## TO DO
Return exactly the span of lines that opens with the line containing "What's the underlying" and closes with the last line of the data, inclusive.

>> START LISTED ENTRIES

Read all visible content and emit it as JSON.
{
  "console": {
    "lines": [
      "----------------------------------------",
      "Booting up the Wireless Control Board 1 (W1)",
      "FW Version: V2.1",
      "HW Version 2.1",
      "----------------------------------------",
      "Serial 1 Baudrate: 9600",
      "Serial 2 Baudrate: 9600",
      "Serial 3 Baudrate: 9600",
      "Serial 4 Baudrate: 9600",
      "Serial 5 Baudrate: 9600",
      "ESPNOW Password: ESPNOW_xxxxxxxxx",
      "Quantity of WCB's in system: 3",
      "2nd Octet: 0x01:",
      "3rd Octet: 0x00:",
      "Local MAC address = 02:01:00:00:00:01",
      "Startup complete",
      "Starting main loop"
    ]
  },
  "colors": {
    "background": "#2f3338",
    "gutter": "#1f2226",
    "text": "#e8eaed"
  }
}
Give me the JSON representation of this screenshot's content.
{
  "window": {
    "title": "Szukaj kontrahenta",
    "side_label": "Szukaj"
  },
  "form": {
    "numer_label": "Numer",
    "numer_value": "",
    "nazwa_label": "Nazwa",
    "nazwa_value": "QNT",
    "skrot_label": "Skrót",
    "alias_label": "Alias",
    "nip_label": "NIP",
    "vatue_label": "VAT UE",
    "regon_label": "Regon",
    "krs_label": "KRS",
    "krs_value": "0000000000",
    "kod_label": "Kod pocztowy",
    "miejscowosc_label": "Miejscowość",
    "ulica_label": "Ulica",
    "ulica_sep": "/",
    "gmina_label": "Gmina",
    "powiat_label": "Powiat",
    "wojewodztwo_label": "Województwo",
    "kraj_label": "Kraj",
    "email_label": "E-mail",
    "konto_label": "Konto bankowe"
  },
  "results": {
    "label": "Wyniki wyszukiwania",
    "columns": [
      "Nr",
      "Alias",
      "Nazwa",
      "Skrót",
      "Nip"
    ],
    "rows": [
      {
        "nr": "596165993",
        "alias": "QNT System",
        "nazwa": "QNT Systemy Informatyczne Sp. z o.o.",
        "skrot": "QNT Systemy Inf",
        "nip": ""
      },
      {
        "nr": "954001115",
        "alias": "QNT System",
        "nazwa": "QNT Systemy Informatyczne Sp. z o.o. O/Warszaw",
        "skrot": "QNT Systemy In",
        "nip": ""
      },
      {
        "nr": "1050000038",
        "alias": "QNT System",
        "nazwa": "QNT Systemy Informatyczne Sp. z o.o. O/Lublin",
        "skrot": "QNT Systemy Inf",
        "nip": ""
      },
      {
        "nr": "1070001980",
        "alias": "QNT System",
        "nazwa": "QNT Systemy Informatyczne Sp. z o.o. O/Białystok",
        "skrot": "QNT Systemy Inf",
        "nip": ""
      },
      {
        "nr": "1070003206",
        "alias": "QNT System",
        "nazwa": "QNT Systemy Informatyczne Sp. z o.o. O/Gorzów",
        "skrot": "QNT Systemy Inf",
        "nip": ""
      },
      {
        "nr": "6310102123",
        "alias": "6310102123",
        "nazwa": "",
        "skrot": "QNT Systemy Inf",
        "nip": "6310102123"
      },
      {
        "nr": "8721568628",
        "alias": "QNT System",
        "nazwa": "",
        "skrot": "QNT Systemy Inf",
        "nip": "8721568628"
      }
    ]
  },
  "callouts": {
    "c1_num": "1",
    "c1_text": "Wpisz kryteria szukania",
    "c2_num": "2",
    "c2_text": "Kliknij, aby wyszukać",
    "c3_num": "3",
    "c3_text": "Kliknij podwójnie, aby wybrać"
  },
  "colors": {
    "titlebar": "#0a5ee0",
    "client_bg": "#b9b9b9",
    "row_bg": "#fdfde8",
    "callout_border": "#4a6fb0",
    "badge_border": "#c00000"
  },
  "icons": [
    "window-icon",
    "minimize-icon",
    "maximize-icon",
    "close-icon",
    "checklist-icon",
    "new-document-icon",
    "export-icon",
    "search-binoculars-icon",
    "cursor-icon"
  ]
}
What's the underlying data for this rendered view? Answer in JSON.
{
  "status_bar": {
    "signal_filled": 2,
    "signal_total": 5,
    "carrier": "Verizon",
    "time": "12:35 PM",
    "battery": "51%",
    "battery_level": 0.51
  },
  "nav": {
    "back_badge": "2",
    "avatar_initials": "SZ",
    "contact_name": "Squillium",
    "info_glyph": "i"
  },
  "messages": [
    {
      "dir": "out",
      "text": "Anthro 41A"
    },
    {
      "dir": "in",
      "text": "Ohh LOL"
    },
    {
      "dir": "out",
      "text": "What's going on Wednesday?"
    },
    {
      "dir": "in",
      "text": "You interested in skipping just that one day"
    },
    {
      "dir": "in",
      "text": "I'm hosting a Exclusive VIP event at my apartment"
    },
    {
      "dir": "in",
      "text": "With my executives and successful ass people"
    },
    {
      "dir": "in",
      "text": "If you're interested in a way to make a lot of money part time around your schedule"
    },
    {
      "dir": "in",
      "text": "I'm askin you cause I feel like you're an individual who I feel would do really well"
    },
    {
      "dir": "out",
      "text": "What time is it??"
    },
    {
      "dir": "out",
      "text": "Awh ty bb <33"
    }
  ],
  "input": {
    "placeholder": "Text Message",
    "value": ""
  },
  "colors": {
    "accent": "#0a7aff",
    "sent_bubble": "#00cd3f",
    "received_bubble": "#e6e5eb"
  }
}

>> END LISTED ENTRIES

## RESULT OF THIS TASK
What's the underlying data for this rendered view? Answer in JSON.
{
  "status_bar": {
    "signal_filled": 2,
    "signal_total": 5,
    "carrier": "Verizon",
    "time": "12:35 PM",
    "battery": "51%",
    "battery_level": 0.51
  },
  "nav": {
    "back_badge": "2",
    "avatar_initials": "SZ",
    "contact_name": "Squillium",
    "info_glyph": "i"
  },
  "messages": [
    {
      "dir": "out",
      "text": "Anthro 41A"
    },
    {
      "dir": "in",
      "text": "Ohh LOL"
    },
    {
      "dir": "out",
      "text": "What's going on Wednesday?"
    },
    {
      "dir": "in",
      "text": "You interested in skipping just that one day"
    },
    {
      "dir": "in",
      "text": "I'm hosting a Exclusive VIP event at my apartment"
    },
    {
      "dir": "in",
      "text": "With my executives and successful ass people"
    },
    {
      "dir": "in",
      "text": "If you're interested in a way to make a lot of money part time around your schedule"
    },
    {
      "dir": "in",
      "text": "I'm askin you cause I feel like you're an individual who I feel would do really well"
    },
    {
      "dir": "out",
      "text": "What time is it??"
    },
    {
      "dir": "out",
      "text": "Awh ty bb <33"
    }
  ],
  "input": {
    "placeholder": "Text Message",
    "value": ""
  },
  "colors": {
    "accent": "#0a7aff",
    "sent_bubble": "#00cd3f",
    "received_bubble": "#e6e5eb"
  }
}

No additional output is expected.